▶ [The request]
Every line that includes the word "ylabel" is to be listed.

⁂

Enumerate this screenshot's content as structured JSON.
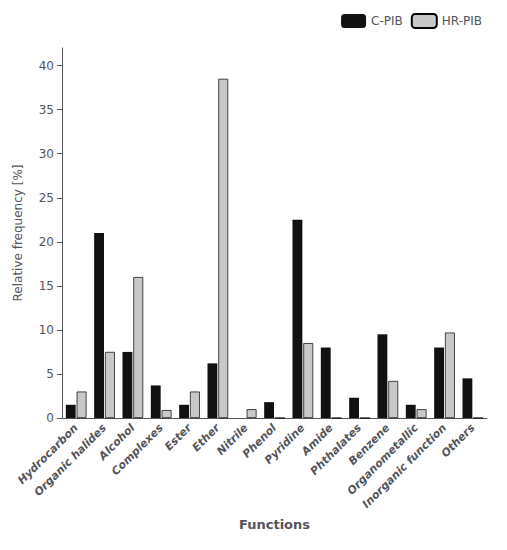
{
  "chart_data": {
    "type": "bar",
    "xlabel": "Functions",
    "ylabel": "Relative frequency [%]",
    "categories": [
      "Hydrocarbon",
      "Organic halides",
      "Alcohol",
      "Complexes",
      "Ester",
      "Ether",
      "Nitrile",
      "Phenol",
      "Pyridine",
      "Amide",
      "Phthalates",
      "Benzene",
      "Organometallic",
      "Inorganic function",
      "Others"
    ],
    "series": [
      {
        "name": "C-PIB",
        "color": "#111111",
        "values": [
          1.5,
          21.0,
          7.5,
          3.7,
          1.5,
          6.2,
          0.0,
          1.8,
          22.5,
          8.0,
          2.3,
          9.5,
          1.5,
          8.0,
          4.5
        ]
      },
      {
        "name": "HR-PIB",
        "color": "#c8c8c8",
        "values": [
          3.0,
          7.5,
          16.0,
          0.9,
          3.0,
          38.5,
          1.0,
          0.0,
          8.5,
          0.0,
          0.0,
          4.2,
          1.0,
          9.7,
          0.0
        ]
      }
    ],
    "ylim": [
      0,
      42
    ],
    "yticks": [
      0,
      5,
      10,
      15,
      20,
      25,
      30,
      35,
      40
    ],
    "grid": false,
    "legend": "upper right"
  }
}
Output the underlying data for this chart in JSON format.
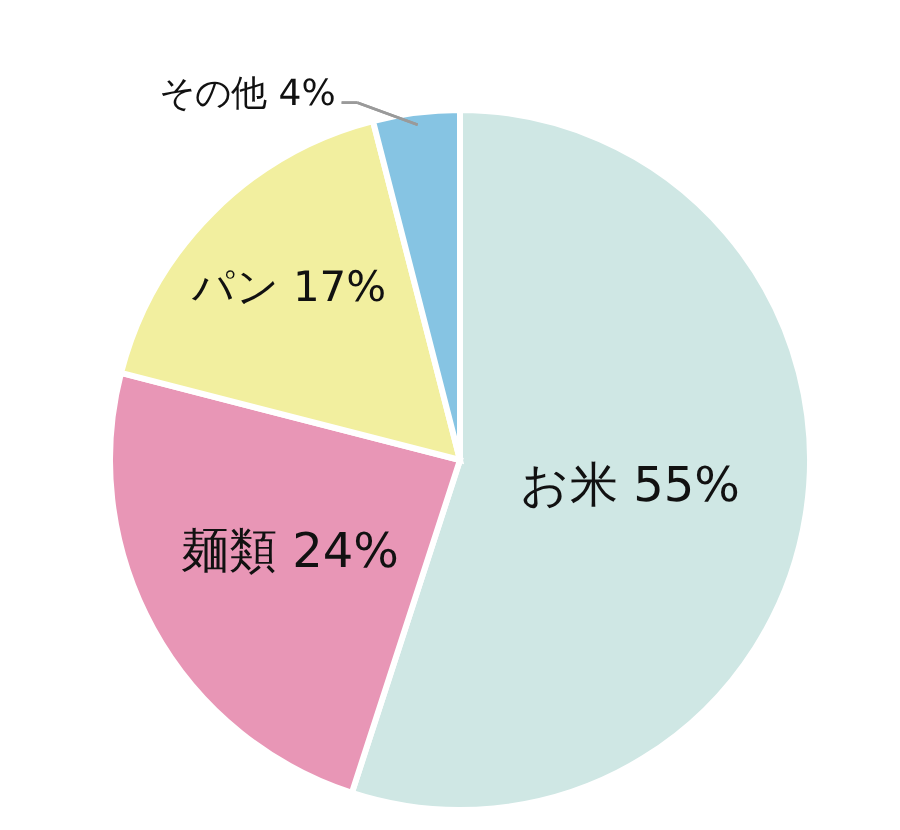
{
  "chart_data": {
    "type": "pie",
    "categories": [
      "お米",
      "麺類",
      "パン",
      "その他"
    ],
    "values": [
      55,
      24,
      17,
      4
    ],
    "colors": [
      "#cfe7e4",
      "#e896b6",
      "#f2ef9f",
      "#86c4e3"
    ],
    "value_labels": [
      "55%",
      "24%",
      "17%",
      "4%"
    ]
  }
}
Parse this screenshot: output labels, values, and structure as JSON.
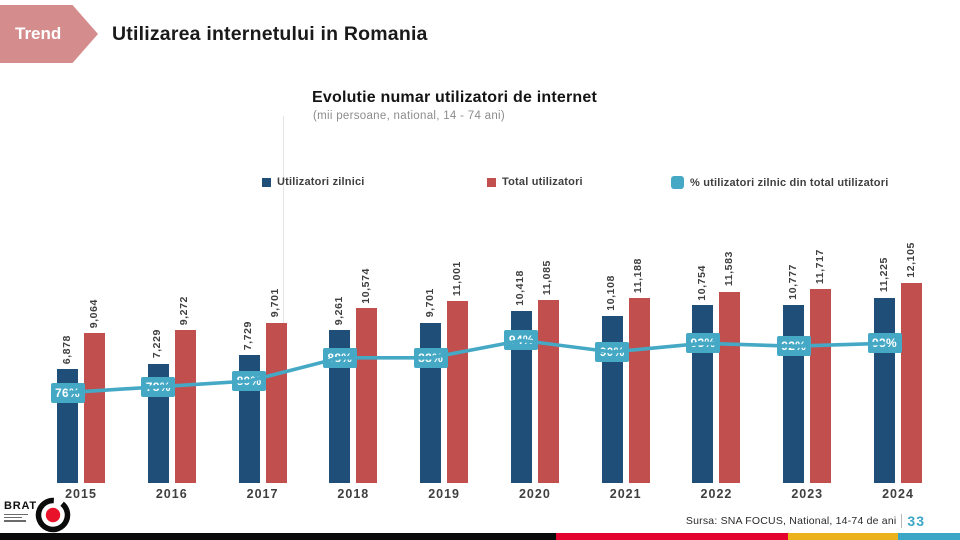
{
  "header": {
    "badge": "Trend",
    "title": "Utilizarea internetului in Romania"
  },
  "chart_data": {
    "type": "bar",
    "title": "Evolutie numar utilizatori de internet",
    "subtitle": "(mii persoane, national, 14 - 74 ani)",
    "categories": [
      "2015",
      "2016",
      "2017",
      "2018",
      "2019",
      "2020",
      "2021",
      "2022",
      "2023",
      "2024"
    ],
    "series": [
      {
        "name": "Utilizatori zilnici",
        "type": "bar",
        "color": "#1F4E79",
        "values": [
          6878,
          7229,
          7729,
          9261,
          9701,
          10418,
          10108,
          10754,
          10777,
          11225
        ]
      },
      {
        "name": "Total utilizatori",
        "type": "bar",
        "color": "#C14F4D",
        "values": [
          9064,
          9272,
          9701,
          10574,
          11001,
          11085,
          11188,
          11583,
          11717,
          12105
        ]
      },
      {
        "name": "% utilizatori zilnic din total utilizatori",
        "type": "line",
        "axis": "secondary",
        "color": "#45A9C6",
        "unit": "%",
        "values": [
          76,
          78,
          80,
          88,
          88,
          94,
          90,
          93,
          92,
          93
        ]
      }
    ],
    "ylim": [
      0,
      12105
    ],
    "grid": false,
    "legend_position": "top"
  },
  "footer": {
    "logo_text": "BRAT",
    "source": "Sursa: SNA FOCUS, National, 14-74 de ani",
    "page_number": "33"
  },
  "colors": {
    "badge_pink": "#D48C8C",
    "navy": "#1F4E79",
    "red": "#C14F4D",
    "teal": "#45A9C6",
    "strip": [
      "#0A0A0A",
      "#E4032E",
      "#ECB21C",
      "#3BA6C6"
    ],
    "logo_red": "#E8132B"
  }
}
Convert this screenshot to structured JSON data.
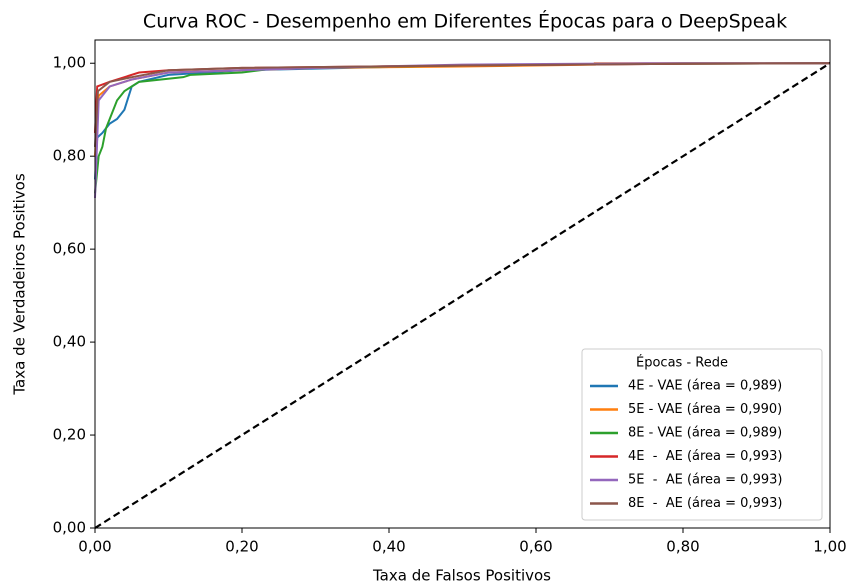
{
  "chart_data": {
    "type": "line",
    "title": "Curva ROC - Desempenho em Diferentes Épocas para o DeepSpeak",
    "xlabel": "Taxa de Falsos Positivos",
    "ylabel": "Taxa de Verdadeiros Positivos",
    "xlim": [
      0,
      1
    ],
    "ylim": [
      0,
      1.05
    ],
    "xticks": [
      {
        "value": 0,
        "label": "0,00"
      },
      {
        "value": 0.2,
        "label": "0,20"
      },
      {
        "value": 0.4,
        "label": "0,40"
      },
      {
        "value": 0.6,
        "label": "0,60"
      },
      {
        "value": 0.8,
        "label": "0,80"
      },
      {
        "value": 1,
        "label": "1,00"
      }
    ],
    "yticks": [
      {
        "value": 0,
        "label": "0,00"
      },
      {
        "value": 0.2,
        "label": "0,20"
      },
      {
        "value": 0.4,
        "label": "0,40"
      },
      {
        "value": 0.6,
        "label": "0,60"
      },
      {
        "value": 0.8,
        "label": "0,80"
      },
      {
        "value": 1,
        "label": "1,00"
      }
    ],
    "grid": false,
    "legend_title": "Épocas - Rede",
    "legend_position": "lower right",
    "series": [
      {
        "name": "4E - VAE (área = 0,989)",
        "color": "#1f77b4",
        "x": [
          0,
          0.003,
          0.01,
          0.015,
          0.02,
          0.03,
          0.04,
          0.05,
          0.06,
          0.1,
          0.2,
          0.4,
          0.6,
          0.8,
          1
        ],
        "values": [
          0.75,
          0.84,
          0.85,
          0.86,
          0.87,
          0.88,
          0.9,
          0.95,
          0.96,
          0.975,
          0.985,
          0.992,
          0.997,
          1.0,
          1
        ]
      },
      {
        "name": "5E - VAE (área = 0,990)",
        "color": "#ff7f0e",
        "x": [
          0,
          0.005,
          0.02,
          0.05,
          0.1,
          0.3,
          0.5,
          0.68,
          0.68,
          1
        ],
        "values": [
          0.8,
          0.93,
          0.95,
          0.965,
          0.98,
          0.99,
          0.993,
          0.997,
          1.0,
          1
        ]
      },
      {
        "name": "8E - VAE (área = 0,989)",
        "color": "#2ca02c",
        "x": [
          0,
          0.005,
          0.01,
          0.015,
          0.02,
          0.03,
          0.04,
          0.06,
          0.12,
          0.13,
          0.2,
          0.25,
          0.5,
          0.7,
          1
        ],
        "values": [
          0.72,
          0.8,
          0.82,
          0.86,
          0.88,
          0.92,
          0.94,
          0.96,
          0.97,
          0.975,
          0.98,
          0.99,
          0.995,
          0.998,
          1
        ]
      },
      {
        "name": "4E  -  AE (área = 0,993)",
        "color": "#d62728",
        "x": [
          0,
          0.003,
          0.02,
          0.04,
          0.06,
          0.1,
          0.2,
          0.5,
          0.8,
          1
        ],
        "values": [
          0.85,
          0.95,
          0.96,
          0.97,
          0.98,
          0.985,
          0.99,
          0.995,
          0.999,
          1
        ]
      },
      {
        "name": "5E  -  AE (área = 0,993)",
        "color": "#9467bd",
        "x": [
          0,
          0.005,
          0.02,
          0.05,
          0.1,
          0.3,
          0.5,
          0.75,
          1
        ],
        "values": [
          0.71,
          0.92,
          0.95,
          0.965,
          0.98,
          0.99,
          0.997,
          1.0,
          1
        ]
      },
      {
        "name": "8E  -  AE (área = 0,993)",
        "color": "#8c564b",
        "x": [
          0,
          0.004,
          0.02,
          0.05,
          0.1,
          0.2,
          0.5,
          0.8,
          1
        ],
        "values": [
          0.82,
          0.94,
          0.96,
          0.97,
          0.985,
          0.99,
          0.995,
          0.999,
          1
        ]
      },
      {
        "color": "#000000",
        "dashed": true,
        "x": [
          0,
          1
        ],
        "values": [
          0,
          1
        ]
      }
    ]
  }
}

⁂

▶ [Completed exercise]
    "ylabel": "Relative frequency [%]",
    "ylabel": "Taxa de Verdadeiros Positivos",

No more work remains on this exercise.